• _TASK PROMPT_:
Copy all the material below, exactly as it stands.
<<<<
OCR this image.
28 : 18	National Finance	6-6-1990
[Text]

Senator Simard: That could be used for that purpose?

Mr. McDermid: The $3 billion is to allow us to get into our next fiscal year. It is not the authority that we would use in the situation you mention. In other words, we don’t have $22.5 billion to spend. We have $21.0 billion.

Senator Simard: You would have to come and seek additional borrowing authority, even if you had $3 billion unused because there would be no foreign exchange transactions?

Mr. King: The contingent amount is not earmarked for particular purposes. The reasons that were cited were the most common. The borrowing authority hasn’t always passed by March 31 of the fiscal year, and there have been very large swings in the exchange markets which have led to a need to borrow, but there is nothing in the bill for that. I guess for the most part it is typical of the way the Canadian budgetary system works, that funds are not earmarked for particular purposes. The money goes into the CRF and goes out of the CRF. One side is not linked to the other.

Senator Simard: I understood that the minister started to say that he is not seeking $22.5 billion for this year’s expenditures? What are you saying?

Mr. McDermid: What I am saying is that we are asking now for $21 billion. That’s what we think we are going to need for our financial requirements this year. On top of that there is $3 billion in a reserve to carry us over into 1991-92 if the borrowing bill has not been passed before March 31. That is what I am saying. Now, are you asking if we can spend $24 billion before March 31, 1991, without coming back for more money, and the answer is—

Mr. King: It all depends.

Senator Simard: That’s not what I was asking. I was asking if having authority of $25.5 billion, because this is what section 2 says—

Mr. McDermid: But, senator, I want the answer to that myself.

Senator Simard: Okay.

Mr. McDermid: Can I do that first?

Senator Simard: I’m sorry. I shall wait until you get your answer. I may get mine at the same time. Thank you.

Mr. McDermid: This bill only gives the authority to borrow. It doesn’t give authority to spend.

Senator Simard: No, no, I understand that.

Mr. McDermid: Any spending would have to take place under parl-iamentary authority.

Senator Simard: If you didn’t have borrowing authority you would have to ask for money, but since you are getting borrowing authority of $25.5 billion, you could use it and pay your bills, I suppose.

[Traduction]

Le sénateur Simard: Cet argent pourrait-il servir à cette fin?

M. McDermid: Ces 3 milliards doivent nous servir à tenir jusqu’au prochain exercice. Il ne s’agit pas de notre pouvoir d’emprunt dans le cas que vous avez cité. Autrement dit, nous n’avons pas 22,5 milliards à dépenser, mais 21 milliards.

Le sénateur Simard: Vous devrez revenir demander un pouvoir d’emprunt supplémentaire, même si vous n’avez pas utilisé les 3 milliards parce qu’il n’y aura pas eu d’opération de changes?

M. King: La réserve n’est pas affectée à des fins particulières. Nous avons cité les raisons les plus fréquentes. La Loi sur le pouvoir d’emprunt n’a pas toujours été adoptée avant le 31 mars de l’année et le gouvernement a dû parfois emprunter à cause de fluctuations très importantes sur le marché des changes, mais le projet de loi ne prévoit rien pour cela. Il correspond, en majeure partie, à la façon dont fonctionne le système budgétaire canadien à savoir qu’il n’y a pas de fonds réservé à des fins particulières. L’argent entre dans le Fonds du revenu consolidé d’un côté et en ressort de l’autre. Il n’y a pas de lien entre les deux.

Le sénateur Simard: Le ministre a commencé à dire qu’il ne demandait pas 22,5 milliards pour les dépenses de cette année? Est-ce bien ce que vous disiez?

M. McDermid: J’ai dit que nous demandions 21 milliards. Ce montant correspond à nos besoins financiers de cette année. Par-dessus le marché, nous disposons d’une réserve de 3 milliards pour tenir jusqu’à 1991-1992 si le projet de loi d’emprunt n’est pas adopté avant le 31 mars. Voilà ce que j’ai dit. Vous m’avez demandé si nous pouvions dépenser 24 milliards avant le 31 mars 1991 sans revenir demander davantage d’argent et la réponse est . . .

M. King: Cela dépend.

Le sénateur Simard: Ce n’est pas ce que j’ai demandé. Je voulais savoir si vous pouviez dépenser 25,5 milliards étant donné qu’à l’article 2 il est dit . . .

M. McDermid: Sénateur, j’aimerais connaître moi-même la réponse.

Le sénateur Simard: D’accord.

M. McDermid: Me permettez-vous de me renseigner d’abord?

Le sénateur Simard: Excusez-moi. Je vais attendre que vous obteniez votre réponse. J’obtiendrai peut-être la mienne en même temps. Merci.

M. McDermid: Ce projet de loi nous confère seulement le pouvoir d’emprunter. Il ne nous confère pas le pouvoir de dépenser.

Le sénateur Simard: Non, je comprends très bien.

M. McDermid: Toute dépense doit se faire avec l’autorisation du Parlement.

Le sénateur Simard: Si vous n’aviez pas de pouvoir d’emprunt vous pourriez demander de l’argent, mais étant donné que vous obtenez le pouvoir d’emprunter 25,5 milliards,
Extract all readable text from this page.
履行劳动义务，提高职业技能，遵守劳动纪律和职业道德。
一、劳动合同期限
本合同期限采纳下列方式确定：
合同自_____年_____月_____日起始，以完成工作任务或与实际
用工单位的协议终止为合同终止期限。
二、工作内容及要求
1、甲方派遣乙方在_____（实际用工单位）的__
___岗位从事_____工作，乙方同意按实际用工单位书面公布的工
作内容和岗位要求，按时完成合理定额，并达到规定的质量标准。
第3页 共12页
>>>>
• _SOLUTION FOR THIS PROBLEM_:
OCR this image.
28 : 18	National Finance	6-6-1990
[Text]

Senator Simard: That could be used for that purpose?

Mr. McDermid: The $3 billion is to allow us to get into our next fiscal year. It is not the authority that we would use in the situation you mention. In other words, we don’t have $22.5 billion to spend. We have $21.0 billion.

Senator Simard: You would have to come and seek additional borrowing authority, even if you had $3 billion unused because there would be no foreign exchange transactions?

Mr. King: The contingent amount is not earmarked for particular purposes. The reasons that were cited were the most common. The borrowing authority hasn’t always passed by March 31 of the fiscal year, and there have been very large swings in the exchange markets which have led to a need to borrow, but there is nothing in the bill for that. I guess for the most part it is typical of the way the Canadian budgetary system works, that funds are not earmarked for particular purposes. The money goes into the CRF and goes out of the CRF. One side is not linked to the other.

Senator Simard: I understood that the minister started to say that he is not seeking $22.5 billion for this year’s expenditures? What are you saying?

Mr. McDermid: What I am saying is that we are asking now for $21 billion. That’s what we think we are going to need for our financial requirements this year. On top of that there is $3 billion in a reserve to carry us over into 1991-92 if the borrowing bill has not been passed before March 31. That is what I am saying. Now, are you asking if we can spend $24 billion before March 31, 1991, without coming back for more money, and the answer is—

Mr. King: It all depends.

Senator Simard: That’s not what I was asking. I was asking if having authority of $25.5 billion, because this is what section 2 says—

Mr. McDermid: But, senator, I want the answer to that myself.

Senator Simard: Okay.

Mr. McDermid: Can I do that first?

Senator Simard: I’m sorry. I shall wait until you get your answer. I may get mine at the same time. Thank you.

Mr. McDermid: This bill only gives the authority to borrow. It doesn’t give authority to spend.

Senator Simard: No, no, I understand that.

Mr. McDermid: Any spending would have to take place under parl-iamentary authority.

Senator Simard: If you didn’t have borrowing authority you would have to ask for money, but since you are getting borrowing authority of $25.5 billion, you could use it and pay your bills, I suppose.

[Traduction]

Le sénateur Simard: Cet argent pourrait-il servir à cette fin?

M. McDermid: Ces 3 milliards doivent nous servir à tenir jusqu’au prochain exercice. Il ne s’agit pas de notre pouvoir d’emprunt dans le cas que vous avez cité. Autrement dit, nous n’avons pas 22,5 milliards à dépenser, mais 21 milliards.

Le sénateur Simard: Vous devrez revenir demander un pouvoir d’emprunt supplémentaire, même si vous n’avez pas utilisé les 3 milliards parce qu’il n’y aura pas eu d’opération de changes?

M. King: La réserve n’est pas affectée à des fins particulières. Nous avons cité les raisons les plus fréquentes. La Loi sur le pouvoir d’emprunt n’a pas toujours été adoptée avant le 31 mars de l’année et le gouvernement a dû parfois emprunter à cause de fluctuations très importantes sur le marché des changes, mais le projet de loi ne prévoit rien pour cela. Il correspond, en majeure partie, à la façon dont fonctionne le système budgétaire canadien à savoir qu’il n’y a pas de fonds réservé à des fins particulières. L’argent entre dans le Fonds du revenu consolidé d’un côté et en ressort de l’autre. Il n’y a pas de lien entre les deux.

Le sénateur Simard: Le ministre a commencé à dire qu’il ne demandait pas 22,5 milliards pour les dépenses de cette année? Est-ce bien ce que vous disiez?

M. McDermid: J’ai dit que nous demandions 21 milliards. Ce montant correspond à nos besoins financiers de cette année. Par-dessus le marché, nous disposons d’une réserve de 3 milliards pour tenir jusqu’à 1991-1992 si le projet de loi d’emprunt n’est pas adopté avant le 31 mars. Voilà ce que j’ai dit. Vous m’avez demandé si nous pouvions dépenser 24 milliards avant le 31 mars 1991 sans revenir demander davantage d’argent et la réponse est . . .

M. King: Cela dépend.

Le sénateur Simard: Ce n’est pas ce que j’ai demandé. Je voulais savoir si vous pouviez dépenser 25,5 milliards étant donné qu’à l’article 2 il est dit . . .

M. McDermid: Sénateur, j’aimerais connaître moi-même la réponse.

Le sénateur Simard: D’accord.

M. McDermid: Me permettez-vous de me renseigner d’abord?

Le sénateur Simard: Excusez-moi. Je vais attendre que vous obteniez votre réponse. J’obtiendrai peut-être la mienne en même temps. Merci.

M. McDermid: Ce projet de loi nous confère seulement le pouvoir d’emprunter. Il ne nous confère pas le pouvoir de dépenser.

Le sénateur Simard: Non, je comprends très bien.

M. McDermid: Toute dépense doit se faire avec l’autorisation du Parlement.

Le sénateur Simard: Si vous n’aviez pas de pouvoir d’emprunt vous pourriez demander de l’argent, mais étant donné que vous obtenez le pouvoir d’emprunter 25,5 milliards,
Extract all readable text from this page.
履行劳动义务，提高职业技能，遵守劳动纪律和职业道德。
一、劳动合同期限
本合同期限采纳下列方式确定：
合同自_____年_____月_____日起始，以完成工作任务或与实际
用工单位的协议终止为合同终止期限。
二、工作内容及要求
1、甲方派遣乙方在_____（实际用工单位）的__
___岗位从事_____工作，乙方同意按实际用工单位书面公布的工
作内容和岗位要求，按时完成合理定额，并达到规定的质量标准。
第3页 共12页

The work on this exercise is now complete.